_SHORT TASK_:
Each line containing the word "vous" should be found and copied.

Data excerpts
┏━━

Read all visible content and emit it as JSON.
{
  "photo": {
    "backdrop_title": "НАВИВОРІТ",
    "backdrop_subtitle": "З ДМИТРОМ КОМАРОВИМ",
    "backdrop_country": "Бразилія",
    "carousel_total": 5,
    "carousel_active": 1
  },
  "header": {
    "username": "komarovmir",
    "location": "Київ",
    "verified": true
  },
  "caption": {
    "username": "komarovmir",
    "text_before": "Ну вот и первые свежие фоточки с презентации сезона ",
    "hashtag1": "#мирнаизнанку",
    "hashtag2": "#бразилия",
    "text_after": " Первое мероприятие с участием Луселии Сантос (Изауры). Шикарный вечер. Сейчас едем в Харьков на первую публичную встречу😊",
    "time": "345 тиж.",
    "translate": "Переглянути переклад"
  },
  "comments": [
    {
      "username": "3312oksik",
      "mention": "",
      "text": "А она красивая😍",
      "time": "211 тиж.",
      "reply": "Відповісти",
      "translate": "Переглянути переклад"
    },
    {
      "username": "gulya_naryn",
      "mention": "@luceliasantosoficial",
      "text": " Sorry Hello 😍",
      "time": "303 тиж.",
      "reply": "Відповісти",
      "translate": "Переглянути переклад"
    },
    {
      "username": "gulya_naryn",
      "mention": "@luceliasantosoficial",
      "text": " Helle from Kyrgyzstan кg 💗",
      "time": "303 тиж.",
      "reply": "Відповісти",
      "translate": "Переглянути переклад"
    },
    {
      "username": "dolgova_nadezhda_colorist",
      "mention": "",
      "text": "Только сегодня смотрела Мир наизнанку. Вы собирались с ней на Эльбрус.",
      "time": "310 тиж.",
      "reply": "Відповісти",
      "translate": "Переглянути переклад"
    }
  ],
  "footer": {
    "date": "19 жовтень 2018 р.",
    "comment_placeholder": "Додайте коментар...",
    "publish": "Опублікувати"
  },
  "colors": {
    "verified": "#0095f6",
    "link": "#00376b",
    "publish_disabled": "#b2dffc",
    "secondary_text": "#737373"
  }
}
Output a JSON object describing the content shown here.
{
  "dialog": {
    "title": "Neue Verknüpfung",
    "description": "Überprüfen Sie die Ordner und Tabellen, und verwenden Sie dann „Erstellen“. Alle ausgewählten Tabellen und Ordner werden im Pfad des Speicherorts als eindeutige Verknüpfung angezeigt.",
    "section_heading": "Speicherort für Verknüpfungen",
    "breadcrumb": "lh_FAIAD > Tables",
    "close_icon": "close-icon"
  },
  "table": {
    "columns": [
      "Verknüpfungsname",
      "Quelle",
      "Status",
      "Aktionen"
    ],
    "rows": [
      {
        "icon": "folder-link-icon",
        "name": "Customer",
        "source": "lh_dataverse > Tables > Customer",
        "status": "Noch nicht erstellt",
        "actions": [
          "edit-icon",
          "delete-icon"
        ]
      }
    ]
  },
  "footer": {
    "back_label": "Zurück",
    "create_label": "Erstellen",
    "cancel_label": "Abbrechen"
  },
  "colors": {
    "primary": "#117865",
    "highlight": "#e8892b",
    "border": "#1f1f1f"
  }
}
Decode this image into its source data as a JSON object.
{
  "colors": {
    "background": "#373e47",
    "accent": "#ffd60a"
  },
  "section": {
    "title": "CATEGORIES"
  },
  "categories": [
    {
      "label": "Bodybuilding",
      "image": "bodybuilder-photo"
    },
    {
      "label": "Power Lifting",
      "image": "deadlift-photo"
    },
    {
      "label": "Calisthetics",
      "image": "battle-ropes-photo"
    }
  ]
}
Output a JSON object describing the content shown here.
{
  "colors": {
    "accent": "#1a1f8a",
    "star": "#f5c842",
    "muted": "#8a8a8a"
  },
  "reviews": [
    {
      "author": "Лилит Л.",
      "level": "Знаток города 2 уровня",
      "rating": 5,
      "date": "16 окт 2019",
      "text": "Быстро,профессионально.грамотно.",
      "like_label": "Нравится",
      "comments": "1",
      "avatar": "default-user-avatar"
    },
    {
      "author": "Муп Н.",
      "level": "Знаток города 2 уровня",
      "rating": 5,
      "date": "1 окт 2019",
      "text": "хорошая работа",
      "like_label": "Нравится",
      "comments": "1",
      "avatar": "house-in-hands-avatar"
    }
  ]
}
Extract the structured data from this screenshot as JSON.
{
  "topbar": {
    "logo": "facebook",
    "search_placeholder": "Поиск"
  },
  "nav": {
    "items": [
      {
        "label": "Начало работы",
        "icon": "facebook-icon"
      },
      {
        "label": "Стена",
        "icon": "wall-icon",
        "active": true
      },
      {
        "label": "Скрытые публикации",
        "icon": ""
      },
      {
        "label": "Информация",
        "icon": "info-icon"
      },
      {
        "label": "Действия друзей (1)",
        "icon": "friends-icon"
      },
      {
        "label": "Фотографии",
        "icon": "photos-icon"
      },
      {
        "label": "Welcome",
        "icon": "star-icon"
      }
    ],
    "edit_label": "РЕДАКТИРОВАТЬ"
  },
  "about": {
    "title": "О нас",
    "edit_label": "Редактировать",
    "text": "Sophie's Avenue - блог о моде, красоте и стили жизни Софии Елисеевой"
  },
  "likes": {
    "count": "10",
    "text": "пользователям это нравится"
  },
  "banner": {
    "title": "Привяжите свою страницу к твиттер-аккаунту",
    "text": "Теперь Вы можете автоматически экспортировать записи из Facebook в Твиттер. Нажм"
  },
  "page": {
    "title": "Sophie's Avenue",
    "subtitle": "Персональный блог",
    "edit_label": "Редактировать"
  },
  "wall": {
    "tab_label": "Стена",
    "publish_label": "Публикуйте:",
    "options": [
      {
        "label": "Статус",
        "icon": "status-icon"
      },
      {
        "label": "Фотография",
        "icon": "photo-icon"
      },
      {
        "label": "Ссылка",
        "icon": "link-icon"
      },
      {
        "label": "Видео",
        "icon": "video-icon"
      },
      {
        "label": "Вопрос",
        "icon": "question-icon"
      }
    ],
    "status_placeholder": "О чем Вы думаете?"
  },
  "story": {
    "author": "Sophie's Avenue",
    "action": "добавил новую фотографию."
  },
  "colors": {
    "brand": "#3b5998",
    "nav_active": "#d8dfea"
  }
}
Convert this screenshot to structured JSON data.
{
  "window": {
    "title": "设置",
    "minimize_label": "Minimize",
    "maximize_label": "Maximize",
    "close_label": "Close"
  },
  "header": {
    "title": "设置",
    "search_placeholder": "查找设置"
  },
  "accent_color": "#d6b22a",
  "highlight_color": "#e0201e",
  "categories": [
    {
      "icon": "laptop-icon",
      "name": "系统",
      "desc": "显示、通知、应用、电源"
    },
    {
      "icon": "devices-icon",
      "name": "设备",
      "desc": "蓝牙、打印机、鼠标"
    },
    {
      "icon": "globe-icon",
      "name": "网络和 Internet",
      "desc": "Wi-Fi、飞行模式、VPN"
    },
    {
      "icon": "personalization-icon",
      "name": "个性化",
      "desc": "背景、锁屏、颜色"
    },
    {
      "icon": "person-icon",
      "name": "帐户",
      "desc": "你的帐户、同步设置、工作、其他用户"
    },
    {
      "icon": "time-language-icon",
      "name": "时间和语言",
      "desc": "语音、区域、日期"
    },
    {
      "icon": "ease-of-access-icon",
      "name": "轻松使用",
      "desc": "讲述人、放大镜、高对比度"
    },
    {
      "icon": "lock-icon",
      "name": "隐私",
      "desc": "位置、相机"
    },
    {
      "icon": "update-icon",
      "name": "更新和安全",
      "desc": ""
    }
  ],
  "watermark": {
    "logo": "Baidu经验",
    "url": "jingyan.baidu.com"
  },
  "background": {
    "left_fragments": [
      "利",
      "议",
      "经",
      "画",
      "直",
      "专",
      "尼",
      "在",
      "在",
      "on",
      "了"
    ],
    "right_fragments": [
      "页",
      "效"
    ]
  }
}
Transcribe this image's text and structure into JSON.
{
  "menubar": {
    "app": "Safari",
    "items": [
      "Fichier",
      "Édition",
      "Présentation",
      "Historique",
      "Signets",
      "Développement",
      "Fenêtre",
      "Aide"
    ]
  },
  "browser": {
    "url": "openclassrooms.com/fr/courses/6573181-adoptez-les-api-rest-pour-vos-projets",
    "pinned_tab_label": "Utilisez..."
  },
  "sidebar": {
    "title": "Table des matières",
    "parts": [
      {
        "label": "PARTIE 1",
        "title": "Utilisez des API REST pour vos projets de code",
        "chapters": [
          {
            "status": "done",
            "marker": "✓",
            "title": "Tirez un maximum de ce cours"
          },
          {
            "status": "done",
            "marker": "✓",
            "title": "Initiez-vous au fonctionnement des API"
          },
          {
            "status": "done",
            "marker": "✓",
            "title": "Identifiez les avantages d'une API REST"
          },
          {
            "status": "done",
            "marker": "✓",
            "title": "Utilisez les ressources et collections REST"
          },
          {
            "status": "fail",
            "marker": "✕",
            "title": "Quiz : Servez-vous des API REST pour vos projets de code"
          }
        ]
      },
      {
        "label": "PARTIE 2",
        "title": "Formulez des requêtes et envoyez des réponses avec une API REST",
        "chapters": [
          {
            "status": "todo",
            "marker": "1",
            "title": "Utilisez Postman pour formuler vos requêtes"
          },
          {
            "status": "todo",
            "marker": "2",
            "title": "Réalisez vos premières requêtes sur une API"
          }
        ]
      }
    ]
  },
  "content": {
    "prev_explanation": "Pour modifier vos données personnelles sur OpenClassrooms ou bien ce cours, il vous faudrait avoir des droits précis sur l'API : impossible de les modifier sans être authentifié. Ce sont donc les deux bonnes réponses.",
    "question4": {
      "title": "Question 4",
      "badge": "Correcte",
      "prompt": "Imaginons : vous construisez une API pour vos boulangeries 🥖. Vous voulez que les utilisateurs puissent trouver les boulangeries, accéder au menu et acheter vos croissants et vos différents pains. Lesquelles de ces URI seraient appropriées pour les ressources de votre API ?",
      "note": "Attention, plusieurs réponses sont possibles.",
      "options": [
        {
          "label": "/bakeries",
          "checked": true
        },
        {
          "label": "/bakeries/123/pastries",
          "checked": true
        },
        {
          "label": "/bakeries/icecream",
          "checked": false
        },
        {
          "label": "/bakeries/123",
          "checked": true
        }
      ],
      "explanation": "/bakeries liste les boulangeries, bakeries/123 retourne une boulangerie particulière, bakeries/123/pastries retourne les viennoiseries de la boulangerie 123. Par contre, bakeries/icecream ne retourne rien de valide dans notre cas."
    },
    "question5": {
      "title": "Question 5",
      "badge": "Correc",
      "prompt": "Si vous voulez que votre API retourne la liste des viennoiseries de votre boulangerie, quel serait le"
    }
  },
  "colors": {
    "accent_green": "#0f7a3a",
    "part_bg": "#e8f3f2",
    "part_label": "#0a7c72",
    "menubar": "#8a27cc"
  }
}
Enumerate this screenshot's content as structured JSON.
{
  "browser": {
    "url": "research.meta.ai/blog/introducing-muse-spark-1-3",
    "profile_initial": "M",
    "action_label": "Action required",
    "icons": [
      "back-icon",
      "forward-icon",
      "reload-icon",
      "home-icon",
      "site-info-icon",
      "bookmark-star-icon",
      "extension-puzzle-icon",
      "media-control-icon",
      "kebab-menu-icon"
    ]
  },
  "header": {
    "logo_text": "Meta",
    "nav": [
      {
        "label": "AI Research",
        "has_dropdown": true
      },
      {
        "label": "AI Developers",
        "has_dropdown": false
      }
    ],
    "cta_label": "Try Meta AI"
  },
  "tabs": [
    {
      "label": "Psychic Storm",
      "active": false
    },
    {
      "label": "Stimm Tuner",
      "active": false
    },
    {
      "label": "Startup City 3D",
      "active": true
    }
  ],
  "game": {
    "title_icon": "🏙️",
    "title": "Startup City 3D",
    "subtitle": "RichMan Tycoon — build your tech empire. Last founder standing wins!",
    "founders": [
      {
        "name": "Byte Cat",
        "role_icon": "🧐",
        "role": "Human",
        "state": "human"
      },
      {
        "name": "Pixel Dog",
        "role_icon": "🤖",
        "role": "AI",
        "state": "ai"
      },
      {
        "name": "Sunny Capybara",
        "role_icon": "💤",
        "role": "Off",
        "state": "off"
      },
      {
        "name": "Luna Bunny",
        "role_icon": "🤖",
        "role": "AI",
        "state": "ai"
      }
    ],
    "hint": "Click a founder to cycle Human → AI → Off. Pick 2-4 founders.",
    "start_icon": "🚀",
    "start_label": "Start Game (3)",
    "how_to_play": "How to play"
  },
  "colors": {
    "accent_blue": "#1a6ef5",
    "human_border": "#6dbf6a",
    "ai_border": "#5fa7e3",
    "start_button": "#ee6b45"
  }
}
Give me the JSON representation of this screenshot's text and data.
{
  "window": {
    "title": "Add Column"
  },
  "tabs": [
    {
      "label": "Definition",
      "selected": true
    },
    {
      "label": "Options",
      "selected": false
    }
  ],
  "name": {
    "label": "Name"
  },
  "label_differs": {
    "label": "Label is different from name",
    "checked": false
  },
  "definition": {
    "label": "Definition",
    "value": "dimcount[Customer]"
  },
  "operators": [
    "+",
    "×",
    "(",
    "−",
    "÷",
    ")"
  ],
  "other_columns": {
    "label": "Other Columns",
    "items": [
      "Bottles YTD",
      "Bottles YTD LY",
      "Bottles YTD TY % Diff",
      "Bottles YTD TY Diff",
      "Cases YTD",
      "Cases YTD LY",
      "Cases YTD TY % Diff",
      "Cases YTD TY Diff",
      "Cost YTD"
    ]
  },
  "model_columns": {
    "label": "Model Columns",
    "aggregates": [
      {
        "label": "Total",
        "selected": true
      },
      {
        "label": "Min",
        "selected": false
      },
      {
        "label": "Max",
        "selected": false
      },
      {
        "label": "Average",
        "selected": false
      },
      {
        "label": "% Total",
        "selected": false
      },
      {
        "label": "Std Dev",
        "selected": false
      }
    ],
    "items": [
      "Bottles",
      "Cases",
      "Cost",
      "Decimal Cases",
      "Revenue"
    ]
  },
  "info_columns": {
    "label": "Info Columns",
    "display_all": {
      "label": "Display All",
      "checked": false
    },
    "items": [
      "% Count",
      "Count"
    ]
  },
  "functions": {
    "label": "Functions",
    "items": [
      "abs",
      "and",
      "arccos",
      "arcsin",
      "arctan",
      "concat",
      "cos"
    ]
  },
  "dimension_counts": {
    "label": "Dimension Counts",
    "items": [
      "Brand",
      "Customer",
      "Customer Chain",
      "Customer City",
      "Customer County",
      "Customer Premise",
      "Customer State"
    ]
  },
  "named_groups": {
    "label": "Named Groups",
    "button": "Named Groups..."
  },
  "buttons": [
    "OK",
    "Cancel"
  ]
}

┗━━

_TASK ANSWER_:
            "title": "Initiez-vous au fonctionnement des API"
            "title": "Quiz : Servez-vous des API REST pour vos projets de code"
    "prev_explanation": "Pour modifier vos données personnelles sur OpenClassrooms ou bien ce cours, il vous faudrait avoir des droits précis sur l'API : impossible de les modifier sans être authentifié. Ce sont donc les deux bonnes réponses.",
      "prompt": "Imaginons : vous construisez une API pour vos boulangeries 🥖. Vous voulez que les utilisateurs puissent trouver les boulangeries, accéder au menu et acheter vos croissants et vos différents pains. Lesquelles de ces URI seraient appropriées pour les ressources de votre API ?",
      "prompt": "Si vous voulez que votre API retourne la liste des viennoiseries de votre boulangerie, quel serait le"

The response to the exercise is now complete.